# DATA FOR THE TASK
/---

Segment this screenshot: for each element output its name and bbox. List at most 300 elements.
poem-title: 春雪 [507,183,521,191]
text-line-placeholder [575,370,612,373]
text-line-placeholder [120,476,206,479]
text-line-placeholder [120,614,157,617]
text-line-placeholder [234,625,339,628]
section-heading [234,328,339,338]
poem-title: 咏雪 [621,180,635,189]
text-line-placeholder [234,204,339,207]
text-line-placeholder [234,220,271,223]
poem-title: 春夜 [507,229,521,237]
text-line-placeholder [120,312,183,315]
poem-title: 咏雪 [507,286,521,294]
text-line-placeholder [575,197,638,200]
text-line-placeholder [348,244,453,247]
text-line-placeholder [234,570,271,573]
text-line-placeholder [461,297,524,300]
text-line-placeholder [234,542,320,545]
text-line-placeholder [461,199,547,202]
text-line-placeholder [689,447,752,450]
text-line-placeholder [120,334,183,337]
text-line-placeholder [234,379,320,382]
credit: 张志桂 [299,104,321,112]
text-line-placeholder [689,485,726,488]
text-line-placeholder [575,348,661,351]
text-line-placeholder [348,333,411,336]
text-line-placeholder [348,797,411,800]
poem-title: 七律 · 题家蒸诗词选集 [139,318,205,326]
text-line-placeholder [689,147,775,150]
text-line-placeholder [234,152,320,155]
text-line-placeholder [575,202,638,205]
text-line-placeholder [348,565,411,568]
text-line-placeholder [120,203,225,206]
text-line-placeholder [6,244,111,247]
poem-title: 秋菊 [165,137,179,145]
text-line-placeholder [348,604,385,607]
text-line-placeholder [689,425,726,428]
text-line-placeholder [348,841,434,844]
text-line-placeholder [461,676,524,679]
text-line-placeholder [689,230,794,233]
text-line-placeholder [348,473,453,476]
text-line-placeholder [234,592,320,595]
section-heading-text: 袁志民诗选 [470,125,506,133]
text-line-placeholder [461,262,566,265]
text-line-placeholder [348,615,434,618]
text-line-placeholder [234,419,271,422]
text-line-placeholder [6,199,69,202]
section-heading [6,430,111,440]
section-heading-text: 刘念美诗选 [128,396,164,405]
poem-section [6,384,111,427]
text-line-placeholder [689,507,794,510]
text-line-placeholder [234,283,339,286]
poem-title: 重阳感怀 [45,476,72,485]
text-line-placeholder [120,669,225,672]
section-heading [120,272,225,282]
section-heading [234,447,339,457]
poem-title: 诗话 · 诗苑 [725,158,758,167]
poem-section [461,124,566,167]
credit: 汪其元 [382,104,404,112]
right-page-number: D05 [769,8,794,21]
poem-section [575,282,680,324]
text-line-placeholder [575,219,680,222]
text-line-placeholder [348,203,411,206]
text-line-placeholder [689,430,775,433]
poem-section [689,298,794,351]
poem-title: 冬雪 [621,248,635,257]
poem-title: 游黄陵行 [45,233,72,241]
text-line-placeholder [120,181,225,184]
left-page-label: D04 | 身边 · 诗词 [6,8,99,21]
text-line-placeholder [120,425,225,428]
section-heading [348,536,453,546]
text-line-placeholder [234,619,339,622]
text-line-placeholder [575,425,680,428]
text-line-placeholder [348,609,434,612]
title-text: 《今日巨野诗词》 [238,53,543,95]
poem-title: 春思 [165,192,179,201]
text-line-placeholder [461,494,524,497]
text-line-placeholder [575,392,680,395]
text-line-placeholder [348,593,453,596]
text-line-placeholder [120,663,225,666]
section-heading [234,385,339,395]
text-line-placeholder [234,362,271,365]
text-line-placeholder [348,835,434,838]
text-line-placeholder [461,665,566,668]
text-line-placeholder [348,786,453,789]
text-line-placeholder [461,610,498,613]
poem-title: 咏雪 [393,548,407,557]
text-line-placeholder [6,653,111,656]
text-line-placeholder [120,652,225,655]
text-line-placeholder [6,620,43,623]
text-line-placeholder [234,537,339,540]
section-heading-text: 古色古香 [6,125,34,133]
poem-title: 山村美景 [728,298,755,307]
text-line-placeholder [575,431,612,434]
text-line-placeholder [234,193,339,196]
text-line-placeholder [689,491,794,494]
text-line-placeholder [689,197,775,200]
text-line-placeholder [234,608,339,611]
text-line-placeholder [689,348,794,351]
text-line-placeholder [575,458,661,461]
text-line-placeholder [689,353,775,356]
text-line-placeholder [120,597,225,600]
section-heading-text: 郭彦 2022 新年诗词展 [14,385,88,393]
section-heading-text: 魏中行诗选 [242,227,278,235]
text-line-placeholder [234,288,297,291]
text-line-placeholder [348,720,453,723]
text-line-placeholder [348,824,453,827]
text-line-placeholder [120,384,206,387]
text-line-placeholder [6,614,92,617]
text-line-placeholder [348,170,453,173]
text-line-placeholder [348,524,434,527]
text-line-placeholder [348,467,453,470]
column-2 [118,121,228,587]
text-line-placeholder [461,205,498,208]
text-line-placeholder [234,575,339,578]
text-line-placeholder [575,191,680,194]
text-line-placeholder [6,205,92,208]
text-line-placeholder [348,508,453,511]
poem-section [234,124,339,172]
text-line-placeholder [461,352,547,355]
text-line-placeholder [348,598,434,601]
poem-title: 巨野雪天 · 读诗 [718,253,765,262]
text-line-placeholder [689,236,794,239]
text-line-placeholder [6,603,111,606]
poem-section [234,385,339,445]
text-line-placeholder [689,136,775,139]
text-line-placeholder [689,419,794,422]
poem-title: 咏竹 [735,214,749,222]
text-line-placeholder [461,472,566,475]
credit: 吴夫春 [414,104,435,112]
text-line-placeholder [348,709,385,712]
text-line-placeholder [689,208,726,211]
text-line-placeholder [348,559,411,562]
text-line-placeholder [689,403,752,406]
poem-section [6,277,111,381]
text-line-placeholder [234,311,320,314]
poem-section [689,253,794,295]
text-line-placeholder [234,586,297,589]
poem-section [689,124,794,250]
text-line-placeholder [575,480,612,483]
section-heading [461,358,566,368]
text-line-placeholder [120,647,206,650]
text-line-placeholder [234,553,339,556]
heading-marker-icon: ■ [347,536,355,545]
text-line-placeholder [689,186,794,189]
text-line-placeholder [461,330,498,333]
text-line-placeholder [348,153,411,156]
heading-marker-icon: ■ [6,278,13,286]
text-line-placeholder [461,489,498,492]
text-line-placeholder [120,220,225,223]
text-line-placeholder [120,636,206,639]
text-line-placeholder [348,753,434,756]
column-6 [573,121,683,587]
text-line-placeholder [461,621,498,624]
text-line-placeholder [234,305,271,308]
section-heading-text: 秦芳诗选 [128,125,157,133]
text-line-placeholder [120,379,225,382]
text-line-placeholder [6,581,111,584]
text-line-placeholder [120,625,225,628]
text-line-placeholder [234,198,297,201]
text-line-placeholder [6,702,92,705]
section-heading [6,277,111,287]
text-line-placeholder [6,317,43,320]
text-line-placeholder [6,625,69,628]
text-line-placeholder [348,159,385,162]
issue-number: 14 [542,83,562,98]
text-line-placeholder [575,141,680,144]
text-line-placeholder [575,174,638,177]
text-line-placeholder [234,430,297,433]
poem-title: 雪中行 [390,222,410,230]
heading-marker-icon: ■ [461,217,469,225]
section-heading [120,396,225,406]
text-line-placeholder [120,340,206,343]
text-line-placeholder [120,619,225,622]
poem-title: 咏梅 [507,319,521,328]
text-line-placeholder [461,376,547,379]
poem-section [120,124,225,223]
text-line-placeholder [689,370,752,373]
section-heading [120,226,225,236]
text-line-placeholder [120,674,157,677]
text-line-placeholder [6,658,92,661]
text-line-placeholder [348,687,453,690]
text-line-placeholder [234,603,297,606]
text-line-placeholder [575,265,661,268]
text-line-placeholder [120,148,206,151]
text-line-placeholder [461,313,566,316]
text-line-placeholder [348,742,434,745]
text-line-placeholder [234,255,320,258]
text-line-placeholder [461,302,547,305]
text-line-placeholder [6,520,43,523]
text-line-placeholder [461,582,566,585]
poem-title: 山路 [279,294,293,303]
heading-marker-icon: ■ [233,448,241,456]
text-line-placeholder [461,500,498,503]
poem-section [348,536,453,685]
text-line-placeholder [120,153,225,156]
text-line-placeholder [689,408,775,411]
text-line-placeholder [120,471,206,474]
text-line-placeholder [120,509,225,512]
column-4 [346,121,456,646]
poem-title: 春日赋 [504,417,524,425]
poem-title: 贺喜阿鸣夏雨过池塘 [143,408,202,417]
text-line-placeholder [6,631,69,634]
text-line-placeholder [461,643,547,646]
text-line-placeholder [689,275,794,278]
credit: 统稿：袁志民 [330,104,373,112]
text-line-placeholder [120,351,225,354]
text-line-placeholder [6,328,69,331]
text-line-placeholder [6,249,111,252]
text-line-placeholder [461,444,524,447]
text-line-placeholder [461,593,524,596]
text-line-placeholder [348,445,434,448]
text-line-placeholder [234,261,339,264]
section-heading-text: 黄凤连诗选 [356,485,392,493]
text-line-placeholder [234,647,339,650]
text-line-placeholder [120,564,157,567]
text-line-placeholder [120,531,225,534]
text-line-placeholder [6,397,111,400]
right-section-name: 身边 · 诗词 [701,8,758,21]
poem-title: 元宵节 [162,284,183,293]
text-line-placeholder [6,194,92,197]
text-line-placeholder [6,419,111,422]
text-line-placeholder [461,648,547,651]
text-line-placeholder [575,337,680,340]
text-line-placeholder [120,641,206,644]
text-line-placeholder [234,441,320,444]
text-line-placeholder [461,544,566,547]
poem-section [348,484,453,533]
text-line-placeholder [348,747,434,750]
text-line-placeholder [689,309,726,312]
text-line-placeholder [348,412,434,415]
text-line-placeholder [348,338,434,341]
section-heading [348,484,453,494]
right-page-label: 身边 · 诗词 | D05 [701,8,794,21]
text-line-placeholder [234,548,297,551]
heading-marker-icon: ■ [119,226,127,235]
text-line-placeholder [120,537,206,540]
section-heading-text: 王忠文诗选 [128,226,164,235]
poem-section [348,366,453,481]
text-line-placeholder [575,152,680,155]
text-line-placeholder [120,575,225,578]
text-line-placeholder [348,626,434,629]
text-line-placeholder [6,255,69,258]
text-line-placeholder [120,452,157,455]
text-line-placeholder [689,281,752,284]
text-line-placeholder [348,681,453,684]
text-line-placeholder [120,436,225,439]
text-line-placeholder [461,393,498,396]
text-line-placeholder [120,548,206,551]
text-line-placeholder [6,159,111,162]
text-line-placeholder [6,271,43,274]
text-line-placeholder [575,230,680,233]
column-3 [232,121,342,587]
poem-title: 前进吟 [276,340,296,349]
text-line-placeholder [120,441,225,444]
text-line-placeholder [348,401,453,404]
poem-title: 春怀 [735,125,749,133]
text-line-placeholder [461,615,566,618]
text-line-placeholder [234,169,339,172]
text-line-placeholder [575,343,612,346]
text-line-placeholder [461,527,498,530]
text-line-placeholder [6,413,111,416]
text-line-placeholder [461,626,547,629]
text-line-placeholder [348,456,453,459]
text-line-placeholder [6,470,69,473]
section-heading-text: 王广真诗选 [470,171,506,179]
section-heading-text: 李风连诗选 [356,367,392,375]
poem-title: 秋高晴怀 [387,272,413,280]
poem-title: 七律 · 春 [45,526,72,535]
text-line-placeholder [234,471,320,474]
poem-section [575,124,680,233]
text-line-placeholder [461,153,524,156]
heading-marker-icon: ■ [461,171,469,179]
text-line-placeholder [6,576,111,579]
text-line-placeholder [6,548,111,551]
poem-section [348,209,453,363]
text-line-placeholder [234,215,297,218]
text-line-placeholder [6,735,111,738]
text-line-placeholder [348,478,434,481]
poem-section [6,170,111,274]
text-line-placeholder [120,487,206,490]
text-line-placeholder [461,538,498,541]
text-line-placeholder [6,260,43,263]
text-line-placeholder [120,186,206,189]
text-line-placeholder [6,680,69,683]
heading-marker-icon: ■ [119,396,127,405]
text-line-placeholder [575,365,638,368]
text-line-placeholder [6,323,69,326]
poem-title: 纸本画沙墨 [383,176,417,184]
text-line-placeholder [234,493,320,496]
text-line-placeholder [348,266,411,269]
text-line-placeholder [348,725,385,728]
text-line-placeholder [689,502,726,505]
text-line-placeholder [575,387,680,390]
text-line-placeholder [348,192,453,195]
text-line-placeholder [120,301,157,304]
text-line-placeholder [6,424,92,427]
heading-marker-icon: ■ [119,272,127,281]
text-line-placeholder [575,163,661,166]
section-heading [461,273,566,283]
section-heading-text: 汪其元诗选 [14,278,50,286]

\---

# WHAT YOU HAVE TO DO
Duplicate the entries verbatim, everything from the first line down to the line containing "section-heading [234,328,339,338]", with that line included.

# FULL RESPONSE
Segment this screenshot: for each element output its name and bbox. List at most 300 elements.
poem-title: 春雪 [507,183,521,191]
text-line-placeholder [575,370,612,373]
text-line-placeholder [120,476,206,479]
text-line-placeholder [120,614,157,617]
text-line-placeholder [234,625,339,628]
section-heading [234,328,339,338]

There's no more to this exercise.